● Dataset records:
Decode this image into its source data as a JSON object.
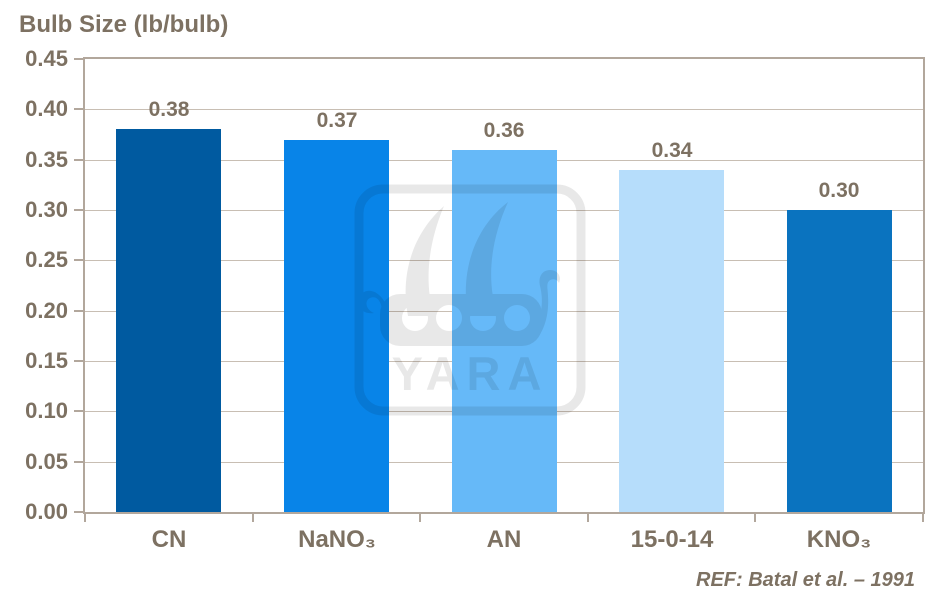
{
  "title": "Bulb Size (lb/bulb)",
  "watermark_text": "YARA",
  "ref_note": "REF: Batal et al. – 1991",
  "colors": {
    "text": "#7d7162",
    "gridline": "#c8beb3",
    "axis": "#b2a79c",
    "bar_colors": [
      "#005aa0",
      "#0884e8",
      "#66b9f8",
      "#b6ddfb",
      "#0a73bf"
    ]
  },
  "chart_data": {
    "type": "bar",
    "title": "Bulb Size (lb/bulb)",
    "categories": [
      "CN",
      "NaNO₃",
      "AN",
      "15-0-14",
      "KNO₃"
    ],
    "values": [
      0.38,
      0.37,
      0.36,
      0.34,
      0.3
    ],
    "data_labels": [
      "0.38",
      "0.37",
      "0.36",
      "0.34",
      "0.30"
    ],
    "xlabel": "",
    "ylabel": "Bulb Size (lb/bulb)",
    "ylim": [
      0,
      0.45
    ],
    "ytick_step": 0.05,
    "ytick_labels": [
      "0.00",
      "0.05",
      "0.10",
      "0.15",
      "0.20",
      "0.25",
      "0.30",
      "0.35",
      "0.40",
      "0.45"
    ],
    "grid": true,
    "legend": false,
    "annotation": "REF: Batal et al. – 1991"
  }
}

● SHORT EXERCISE: Only lines with the word "Size" should be collected from the material.

● FINAL RESULT:
  "title": "Bulb Size (lb/bulb)",
    "title": "Bulb Size (lb/bulb)",
    "ylabel": "Bulb Size (lb/bulb)",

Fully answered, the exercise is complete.